Data entries:
==============================

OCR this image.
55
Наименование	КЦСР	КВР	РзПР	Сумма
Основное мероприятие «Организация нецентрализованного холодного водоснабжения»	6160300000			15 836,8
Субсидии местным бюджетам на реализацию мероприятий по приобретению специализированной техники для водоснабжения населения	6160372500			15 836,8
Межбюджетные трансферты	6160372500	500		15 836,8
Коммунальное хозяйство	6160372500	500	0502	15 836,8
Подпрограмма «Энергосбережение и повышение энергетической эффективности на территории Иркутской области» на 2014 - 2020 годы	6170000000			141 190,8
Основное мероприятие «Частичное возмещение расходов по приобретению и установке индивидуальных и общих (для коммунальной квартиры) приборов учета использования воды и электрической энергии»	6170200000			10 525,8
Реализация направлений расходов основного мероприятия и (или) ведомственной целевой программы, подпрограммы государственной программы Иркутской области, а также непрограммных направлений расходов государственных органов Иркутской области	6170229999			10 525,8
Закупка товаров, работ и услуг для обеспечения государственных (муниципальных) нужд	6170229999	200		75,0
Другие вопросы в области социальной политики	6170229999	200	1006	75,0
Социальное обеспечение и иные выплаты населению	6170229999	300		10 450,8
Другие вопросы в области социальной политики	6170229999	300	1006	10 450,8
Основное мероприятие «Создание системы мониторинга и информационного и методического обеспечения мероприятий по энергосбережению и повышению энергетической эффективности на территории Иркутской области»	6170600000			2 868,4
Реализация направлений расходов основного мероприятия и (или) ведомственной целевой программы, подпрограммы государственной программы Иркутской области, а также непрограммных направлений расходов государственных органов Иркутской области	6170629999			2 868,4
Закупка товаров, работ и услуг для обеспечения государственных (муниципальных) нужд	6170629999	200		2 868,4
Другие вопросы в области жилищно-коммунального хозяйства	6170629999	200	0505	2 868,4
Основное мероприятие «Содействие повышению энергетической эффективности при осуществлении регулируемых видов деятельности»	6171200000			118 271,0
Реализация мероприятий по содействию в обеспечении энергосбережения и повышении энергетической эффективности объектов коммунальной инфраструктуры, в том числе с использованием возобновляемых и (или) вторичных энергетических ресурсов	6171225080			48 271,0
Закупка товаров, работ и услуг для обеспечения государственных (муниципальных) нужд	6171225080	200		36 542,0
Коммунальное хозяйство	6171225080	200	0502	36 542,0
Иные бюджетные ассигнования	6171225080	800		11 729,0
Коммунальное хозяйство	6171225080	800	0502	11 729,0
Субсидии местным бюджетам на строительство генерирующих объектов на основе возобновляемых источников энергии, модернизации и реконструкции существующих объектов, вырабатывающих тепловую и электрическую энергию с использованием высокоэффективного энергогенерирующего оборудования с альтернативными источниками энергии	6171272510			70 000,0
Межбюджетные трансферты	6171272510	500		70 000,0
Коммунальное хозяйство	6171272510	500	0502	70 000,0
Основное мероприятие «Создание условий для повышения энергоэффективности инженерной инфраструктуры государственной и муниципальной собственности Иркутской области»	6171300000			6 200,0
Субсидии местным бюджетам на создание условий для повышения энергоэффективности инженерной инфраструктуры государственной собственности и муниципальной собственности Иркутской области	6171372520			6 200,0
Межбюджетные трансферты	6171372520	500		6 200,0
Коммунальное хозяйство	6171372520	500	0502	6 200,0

==============================

Task instructions:
Go through the material above line by line and copy it exactly.

Completed task:
OCR this image.
55
Наименование	КЦСР	КВР	РзПР	Сумма
Основное мероприятие «Организация нецентрализованного холодного водоснабжения»	6160300000			15 836,8
Субсидии местным бюджетам на реализацию мероприятий по приобретению специализированной техники для водоснабжения населения	6160372500			15 836,8
Межбюджетные трансферты	6160372500	500		15 836,8
Коммунальное хозяйство	6160372500	500	0502	15 836,8
Подпрограмма «Энергосбережение и повышение энергетической эффективности на территории Иркутской области» на 2014 - 2020 годы	6170000000			141 190,8
Основное мероприятие «Частичное возмещение расходов по приобретению и установке индивидуальных и общих (для коммунальной квартиры) приборов учета использования воды и электрической энергии»	6170200000			10 525,8
Реализация направлений расходов основного мероприятия и (или) ведомственной целевой программы, подпрограммы государственной программы Иркутской области, а также непрограммных направлений расходов государственных органов Иркутской области	6170229999			10 525,8
Закупка товаров, работ и услуг для обеспечения государственных (муниципальных) нужд	6170229999	200		75,0
Другие вопросы в области социальной политики	6170229999	200	1006	75,0
Социальное обеспечение и иные выплаты населению	6170229999	300		10 450,8
Другие вопросы в области социальной политики	6170229999	300	1006	10 450,8
Основное мероприятие «Создание системы мониторинга и информационного и методического обеспечения мероприятий по энергосбережению и повышению энергетической эффективности на территории Иркутской области»	6170600000			2 868,4
Реализация направлений расходов основного мероприятия и (или) ведомственной целевой программы, подпрограммы государственной программы Иркутской области, а также непрограммных направлений расходов государственных органов Иркутской области	6170629999			2 868,4
Закупка товаров, работ и услуг для обеспечения государственных (муниципальных) нужд	6170629999	200		2 868,4
Другие вопросы в области жилищно-коммунального хозяйства	6170629999	200	0505	2 868,4
Основное мероприятие «Содействие повышению энергетической эффективности при осуществлении регулируемых видов деятельности»	6171200000			118 271,0
Реализация мероприятий по содействию в обеспечении энергосбережения и повышении энергетической эффективности объектов коммунальной инфраструктуры, в том числе с использованием возобновляемых и (или) вторичных энергетических ресурсов	6171225080			48 271,0
Закупка товаров, работ и услуг для обеспечения государственных (муниципальных) нужд	6171225080	200		36 542,0
Коммунальное хозяйство	6171225080	200	0502	36 542,0
Иные бюджетные ассигнования	6171225080	800		11 729,0
Коммунальное хозяйство	6171225080	800	0502	11 729,0
Субсидии местным бюджетам на строительство генерирующих объектов на основе возобновляемых источников энергии, модернизации и реконструкции существующих объектов, вырабатывающих тепловую и электрическую энергию с использованием высокоэффективного энергогенерирующего оборудования с альтернативными источниками энергии	6171272510			70 000,0
Межбюджетные трансферты	6171272510	500		70 000,0
Коммунальное хозяйство	6171272510	500	0502	70 000,0
Основное мероприятие «Создание условий для повышения энергоэффективности инженерной инфраструктуры государственной и муниципальной собственности Иркутской области»	6171300000			6 200,0
Субсидии местным бюджетам на создание условий для повышения энергоэффективности инженерной инфраструктуры государственной собственности и муниципальной собственности Иркутской области	6171372520			6 200,0
Межбюджетные трансферты	6171372520	500		6 200,0
Коммунальное хозяйство	6171372520	500	0502	6 200,0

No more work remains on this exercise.